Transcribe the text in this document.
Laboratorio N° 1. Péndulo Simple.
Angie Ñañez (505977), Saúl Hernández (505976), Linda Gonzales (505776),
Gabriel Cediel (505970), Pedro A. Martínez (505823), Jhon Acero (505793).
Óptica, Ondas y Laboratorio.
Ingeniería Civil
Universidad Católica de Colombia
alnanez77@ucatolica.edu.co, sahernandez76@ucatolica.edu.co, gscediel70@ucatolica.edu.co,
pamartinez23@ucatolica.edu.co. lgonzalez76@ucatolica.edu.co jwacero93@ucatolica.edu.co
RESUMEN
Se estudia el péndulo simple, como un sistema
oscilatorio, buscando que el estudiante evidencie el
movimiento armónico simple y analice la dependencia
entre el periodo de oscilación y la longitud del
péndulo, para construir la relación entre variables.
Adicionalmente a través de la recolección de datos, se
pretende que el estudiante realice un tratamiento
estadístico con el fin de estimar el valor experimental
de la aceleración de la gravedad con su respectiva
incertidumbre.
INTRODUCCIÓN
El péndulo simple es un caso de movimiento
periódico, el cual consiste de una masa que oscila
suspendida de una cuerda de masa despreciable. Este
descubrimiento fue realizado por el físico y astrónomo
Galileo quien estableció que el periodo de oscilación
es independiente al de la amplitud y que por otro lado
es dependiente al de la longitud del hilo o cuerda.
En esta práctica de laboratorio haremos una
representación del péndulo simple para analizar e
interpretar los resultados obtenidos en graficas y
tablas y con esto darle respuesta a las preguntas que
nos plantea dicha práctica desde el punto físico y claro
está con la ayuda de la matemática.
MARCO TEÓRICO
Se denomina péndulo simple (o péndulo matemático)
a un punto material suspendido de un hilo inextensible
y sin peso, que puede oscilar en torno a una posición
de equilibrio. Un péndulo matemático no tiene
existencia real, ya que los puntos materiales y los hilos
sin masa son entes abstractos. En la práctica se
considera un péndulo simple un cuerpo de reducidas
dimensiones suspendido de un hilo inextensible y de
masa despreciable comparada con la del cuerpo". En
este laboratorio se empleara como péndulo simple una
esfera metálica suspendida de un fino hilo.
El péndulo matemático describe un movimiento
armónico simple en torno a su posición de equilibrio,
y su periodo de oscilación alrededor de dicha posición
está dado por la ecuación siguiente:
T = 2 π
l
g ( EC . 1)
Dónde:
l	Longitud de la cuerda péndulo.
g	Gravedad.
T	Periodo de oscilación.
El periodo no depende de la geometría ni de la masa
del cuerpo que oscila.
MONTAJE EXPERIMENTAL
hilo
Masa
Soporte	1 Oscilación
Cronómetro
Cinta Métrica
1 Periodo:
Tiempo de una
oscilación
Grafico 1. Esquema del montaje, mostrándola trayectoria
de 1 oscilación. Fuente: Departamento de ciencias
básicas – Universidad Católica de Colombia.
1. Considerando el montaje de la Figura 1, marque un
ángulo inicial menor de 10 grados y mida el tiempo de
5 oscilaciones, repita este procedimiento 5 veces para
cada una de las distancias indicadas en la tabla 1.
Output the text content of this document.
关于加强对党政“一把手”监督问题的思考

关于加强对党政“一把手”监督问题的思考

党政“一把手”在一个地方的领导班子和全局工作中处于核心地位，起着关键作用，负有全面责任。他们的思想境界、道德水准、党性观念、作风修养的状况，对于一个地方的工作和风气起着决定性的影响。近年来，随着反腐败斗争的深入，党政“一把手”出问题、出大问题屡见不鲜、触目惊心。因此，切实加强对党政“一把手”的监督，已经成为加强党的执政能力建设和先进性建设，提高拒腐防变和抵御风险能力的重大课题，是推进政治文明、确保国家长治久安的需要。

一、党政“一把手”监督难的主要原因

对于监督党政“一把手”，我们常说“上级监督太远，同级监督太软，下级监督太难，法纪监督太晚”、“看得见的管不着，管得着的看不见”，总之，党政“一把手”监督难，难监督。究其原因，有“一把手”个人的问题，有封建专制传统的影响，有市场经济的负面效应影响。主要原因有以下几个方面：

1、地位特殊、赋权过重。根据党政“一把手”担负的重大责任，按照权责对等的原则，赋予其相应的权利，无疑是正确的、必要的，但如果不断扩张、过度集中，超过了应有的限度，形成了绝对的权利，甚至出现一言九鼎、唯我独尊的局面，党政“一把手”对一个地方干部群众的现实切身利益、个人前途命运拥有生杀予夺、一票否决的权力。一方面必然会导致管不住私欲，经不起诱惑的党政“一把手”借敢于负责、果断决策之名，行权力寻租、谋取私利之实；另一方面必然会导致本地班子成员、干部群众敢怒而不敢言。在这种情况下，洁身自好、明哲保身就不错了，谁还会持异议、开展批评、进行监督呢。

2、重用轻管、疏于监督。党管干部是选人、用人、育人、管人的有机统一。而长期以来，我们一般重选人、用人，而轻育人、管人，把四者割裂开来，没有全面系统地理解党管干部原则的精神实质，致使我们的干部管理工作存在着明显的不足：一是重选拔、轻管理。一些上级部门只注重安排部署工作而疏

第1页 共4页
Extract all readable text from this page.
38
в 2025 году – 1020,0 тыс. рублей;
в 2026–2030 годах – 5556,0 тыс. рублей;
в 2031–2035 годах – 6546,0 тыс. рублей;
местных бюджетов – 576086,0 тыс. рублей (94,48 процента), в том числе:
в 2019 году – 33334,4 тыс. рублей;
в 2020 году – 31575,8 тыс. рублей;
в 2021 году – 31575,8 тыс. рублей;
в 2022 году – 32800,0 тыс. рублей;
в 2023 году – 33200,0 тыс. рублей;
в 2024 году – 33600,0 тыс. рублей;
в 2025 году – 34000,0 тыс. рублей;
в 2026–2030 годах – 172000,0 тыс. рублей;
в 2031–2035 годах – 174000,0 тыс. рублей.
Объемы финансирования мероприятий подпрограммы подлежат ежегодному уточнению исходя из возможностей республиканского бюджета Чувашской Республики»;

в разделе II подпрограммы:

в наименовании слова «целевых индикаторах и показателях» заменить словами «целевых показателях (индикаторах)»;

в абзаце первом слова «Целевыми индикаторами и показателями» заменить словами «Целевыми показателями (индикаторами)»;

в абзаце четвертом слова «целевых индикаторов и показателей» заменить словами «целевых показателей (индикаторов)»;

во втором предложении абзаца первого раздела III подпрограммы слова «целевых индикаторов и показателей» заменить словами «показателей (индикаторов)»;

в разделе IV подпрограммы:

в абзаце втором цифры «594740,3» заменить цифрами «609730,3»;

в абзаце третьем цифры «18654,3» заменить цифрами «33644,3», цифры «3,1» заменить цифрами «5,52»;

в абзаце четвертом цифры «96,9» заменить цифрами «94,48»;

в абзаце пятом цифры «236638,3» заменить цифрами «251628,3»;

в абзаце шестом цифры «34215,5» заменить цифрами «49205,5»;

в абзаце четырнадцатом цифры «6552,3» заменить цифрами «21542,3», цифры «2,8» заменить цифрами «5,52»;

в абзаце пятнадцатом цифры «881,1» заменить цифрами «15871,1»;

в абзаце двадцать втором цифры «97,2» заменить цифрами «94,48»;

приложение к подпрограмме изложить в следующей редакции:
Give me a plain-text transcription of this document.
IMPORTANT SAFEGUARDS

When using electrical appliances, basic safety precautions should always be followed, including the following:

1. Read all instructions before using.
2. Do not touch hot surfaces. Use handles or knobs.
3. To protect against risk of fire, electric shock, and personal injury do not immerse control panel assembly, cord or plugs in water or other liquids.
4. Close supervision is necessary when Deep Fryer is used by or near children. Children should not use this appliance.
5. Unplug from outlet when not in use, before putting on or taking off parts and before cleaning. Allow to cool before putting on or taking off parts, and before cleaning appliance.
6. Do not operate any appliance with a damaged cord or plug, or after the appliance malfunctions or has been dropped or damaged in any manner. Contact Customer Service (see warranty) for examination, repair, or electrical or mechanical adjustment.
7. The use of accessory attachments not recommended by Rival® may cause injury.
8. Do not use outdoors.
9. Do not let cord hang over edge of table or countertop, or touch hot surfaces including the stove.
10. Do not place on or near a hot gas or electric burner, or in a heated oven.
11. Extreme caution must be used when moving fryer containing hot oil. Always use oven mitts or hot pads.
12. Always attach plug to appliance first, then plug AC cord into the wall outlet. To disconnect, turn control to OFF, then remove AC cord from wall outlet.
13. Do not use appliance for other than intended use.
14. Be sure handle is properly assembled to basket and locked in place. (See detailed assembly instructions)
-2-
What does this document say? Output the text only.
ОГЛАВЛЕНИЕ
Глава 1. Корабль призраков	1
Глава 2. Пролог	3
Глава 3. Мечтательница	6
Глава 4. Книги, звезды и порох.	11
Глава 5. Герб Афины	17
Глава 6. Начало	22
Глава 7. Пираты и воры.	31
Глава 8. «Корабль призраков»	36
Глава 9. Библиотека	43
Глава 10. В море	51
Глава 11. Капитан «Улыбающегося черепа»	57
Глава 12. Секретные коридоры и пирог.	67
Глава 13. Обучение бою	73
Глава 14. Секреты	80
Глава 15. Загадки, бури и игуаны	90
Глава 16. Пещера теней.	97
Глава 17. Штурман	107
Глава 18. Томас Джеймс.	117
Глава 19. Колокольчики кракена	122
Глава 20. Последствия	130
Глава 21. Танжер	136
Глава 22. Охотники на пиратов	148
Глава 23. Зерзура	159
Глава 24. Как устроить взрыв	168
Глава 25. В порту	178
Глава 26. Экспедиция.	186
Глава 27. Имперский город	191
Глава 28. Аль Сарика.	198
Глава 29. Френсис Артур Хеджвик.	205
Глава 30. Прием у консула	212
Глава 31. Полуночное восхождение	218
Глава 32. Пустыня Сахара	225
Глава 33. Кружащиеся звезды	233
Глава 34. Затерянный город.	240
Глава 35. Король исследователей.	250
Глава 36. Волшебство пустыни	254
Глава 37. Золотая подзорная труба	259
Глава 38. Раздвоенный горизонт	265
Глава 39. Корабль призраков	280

----

* **What the task asks**
Everything from the line containing "What does this" through the final line of the listing, inclusive, must be reproduced exactly; leave out the rest.

* **Response to the task**
What does this document say? Output the text only.
ОГЛАВЛЕНИЕ
Глава 1. Корабль призраков	1
Глава 2. Пролог	3
Глава 3. Мечтательница	6
Глава 4. Книги, звезды и порох.	11
Глава 5. Герб Афины	17
Глава 6. Начало	22
Глава 7. Пираты и воры.	31
Глава 8. «Корабль призраков»	36
Глава 9. Библиотека	43
Глава 10. В море	51
Глава 11. Капитан «Улыбающегося черепа»	57
Глава 12. Секретные коридоры и пирог.	67
Глава 13. Обучение бою	73
Глава 14. Секреты	80
Глава 15. Загадки, бури и игуаны	90
Глава 16. Пещера теней.	97
Глава 17. Штурман	107
Глава 18. Томас Джеймс.	117
Глава 19. Колокольчики кракена	122
Глава 20. Последствия	130
Глава 21. Танжер	136
Глава 22. Охотники на пиратов	148
Глава 23. Зерзура	159
Глава 24. Как устроить взрыв	168
Глава 25. В порту	178
Глава 26. Экспедиция.	186
Глава 27. Имперский город	191
Глава 28. Аль Сарика.	198
Глава 29. Френсис Артур Хеджвик.	205
Глава 30. Прием у консула	212
Глава 31. Полуночное восхождение	218
Глава 32. Пустыня Сахара	225
Глава 33. Кружащиеся звезды	233
Глава 34. Затерянный город.	240
Глава 35. Король исследователей.	250
Глава 36. Волшебство пустыни	254
Глава 37. Золотая подзорная труба	259
Глава 38. Раздвоенный горизонт	265
Глава 39. Корабль призраков	280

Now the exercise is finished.